## [WHAT IS REQUIRED]
All of the lines below are to be transcribed faithfully, with pictures excluded from the copy.

-- DATASET EXCERPTS start --

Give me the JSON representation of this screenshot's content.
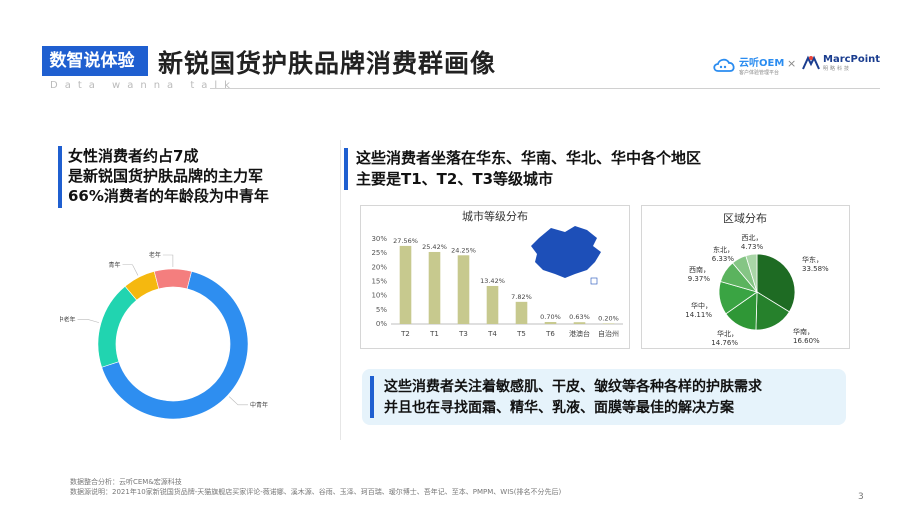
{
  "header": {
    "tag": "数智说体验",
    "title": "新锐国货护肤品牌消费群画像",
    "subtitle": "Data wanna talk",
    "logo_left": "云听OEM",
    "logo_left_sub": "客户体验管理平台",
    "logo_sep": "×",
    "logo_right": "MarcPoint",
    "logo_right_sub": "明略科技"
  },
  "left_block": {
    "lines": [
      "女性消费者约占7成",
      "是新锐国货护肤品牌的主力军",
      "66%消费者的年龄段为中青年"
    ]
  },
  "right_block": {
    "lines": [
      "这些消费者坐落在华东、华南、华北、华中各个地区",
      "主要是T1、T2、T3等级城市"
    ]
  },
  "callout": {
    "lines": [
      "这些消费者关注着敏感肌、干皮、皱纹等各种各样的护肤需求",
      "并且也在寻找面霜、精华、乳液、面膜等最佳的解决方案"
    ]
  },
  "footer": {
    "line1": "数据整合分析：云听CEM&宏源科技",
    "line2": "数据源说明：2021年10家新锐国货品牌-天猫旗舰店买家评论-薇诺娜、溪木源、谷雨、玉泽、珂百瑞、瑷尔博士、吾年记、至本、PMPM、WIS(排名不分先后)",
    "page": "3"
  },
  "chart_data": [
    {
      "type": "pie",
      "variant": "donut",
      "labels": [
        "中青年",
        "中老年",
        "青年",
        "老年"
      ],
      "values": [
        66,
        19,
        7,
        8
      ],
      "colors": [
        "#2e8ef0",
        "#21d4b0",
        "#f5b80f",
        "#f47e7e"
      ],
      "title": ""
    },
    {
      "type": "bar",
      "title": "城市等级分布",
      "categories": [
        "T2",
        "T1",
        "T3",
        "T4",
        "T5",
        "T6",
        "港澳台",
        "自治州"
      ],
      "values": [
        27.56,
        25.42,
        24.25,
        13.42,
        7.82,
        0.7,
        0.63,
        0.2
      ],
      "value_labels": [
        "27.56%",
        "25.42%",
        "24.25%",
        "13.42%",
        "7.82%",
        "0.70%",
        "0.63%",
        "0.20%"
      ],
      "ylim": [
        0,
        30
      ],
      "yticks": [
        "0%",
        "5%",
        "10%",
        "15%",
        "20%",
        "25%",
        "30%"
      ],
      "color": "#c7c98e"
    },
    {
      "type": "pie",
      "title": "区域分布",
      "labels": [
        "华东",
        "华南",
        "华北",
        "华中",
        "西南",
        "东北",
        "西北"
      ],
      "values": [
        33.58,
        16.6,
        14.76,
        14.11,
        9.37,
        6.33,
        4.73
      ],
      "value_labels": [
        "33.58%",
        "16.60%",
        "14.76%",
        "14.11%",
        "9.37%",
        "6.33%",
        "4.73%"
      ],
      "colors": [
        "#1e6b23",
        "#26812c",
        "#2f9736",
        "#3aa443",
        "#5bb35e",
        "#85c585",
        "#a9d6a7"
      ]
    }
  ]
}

-- DATASET EXCERPTS end --

## [FINAL ANSWER]
Give me the JSON representation of this screenshot's content.
{
  "header": {
    "tag": "数智说体验",
    "title": "新锐国货护肤品牌消费群画像",
    "subtitle": "Data wanna talk",
    "logo_left": "云听OEM",
    "logo_left_sub": "客户体验管理平台",
    "logo_sep": "×",
    "logo_right": "MarcPoint",
    "logo_right_sub": "明略科技"
  },
  "left_block": {
    "lines": [
      "女性消费者约占7成",
      "是新锐国货护肤品牌的主力军",
      "66%消费者的年龄段为中青年"
    ]
  },
  "right_block": {
    "lines": [
      "这些消费者坐落在华东、华南、华北、华中各个地区",
      "主要是T1、T2、T3等级城市"
    ]
  },
  "callout": {
    "lines": [
      "这些消费者关注着敏感肌、干皮、皱纹等各种各样的护肤需求",
      "并且也在寻找面霜、精华、乳液、面膜等最佳的解决方案"
    ]
  },
  "footer": {
    "line1": "数据整合分析：云听CEM&宏源科技",
    "line2": "数据源说明：2021年10家新锐国货品牌-天猫旗舰店买家评论-薇诺娜、溪木源、谷雨、玉泽、珂百瑞、瑷尔博士、吾年记、至本、PMPM、WIS(排名不分先后)",
    "page": "3"
  },
  "chart_data": [
    {
      "type": "pie",
      "variant": "donut",
      "labels": [
        "中青年",
        "中老年",
        "青年",
        "老年"
      ],
      "values": [
        66,
        19,
        7,
        8
      ],
      "colors": [
        "#2e8ef0",
        "#21d4b0",
        "#f5b80f",
        "#f47e7e"
      ],
      "title": ""
    },
    {
      "type": "bar",
      "title": "城市等级分布",
      "categories": [
        "T2",
        "T1",
        "T3",
        "T4",
        "T5",
        "T6",
        "港澳台",
        "自治州"
      ],
      "values": [
        27.56,
        25.42,
        24.25,
        13.42,
        7.82,
        0.7,
        0.63,
        0.2
      ],
      "value_labels": [
        "27.56%",
        "25.42%",
        "24.25%",
        "13.42%",
        "7.82%",
        "0.70%",
        "0.63%",
        "0.20%"
      ],
      "ylim": [
        0,
        30
      ],
      "yticks": [
        "0%",
        "5%",
        "10%",
        "15%",
        "20%",
        "25%",
        "30%"
      ],
      "color": "#c7c98e"
    },
    {
      "type": "pie",
      "title": "区域分布",
      "labels": [
        "华东",
        "华南",
        "华北",
        "华中",
        "西南",
        "东北",
        "西北"
      ],
      "values": [
        33.58,
        16.6,
        14.76,
        14.11,
        9.37,
        6.33,
        4.73
      ],
      "value_labels": [
        "33.58%",
        "16.60%",
        "14.76%",
        "14.11%",
        "9.37%",
        "6.33%",
        "4.73%"
      ],
      "colors": [
        "#1e6b23",
        "#26812c",
        "#2f9736",
        "#3aa443",
        "#5bb35e",
        "#85c585",
        "#a9d6a7"
      ]
    }
  ]
}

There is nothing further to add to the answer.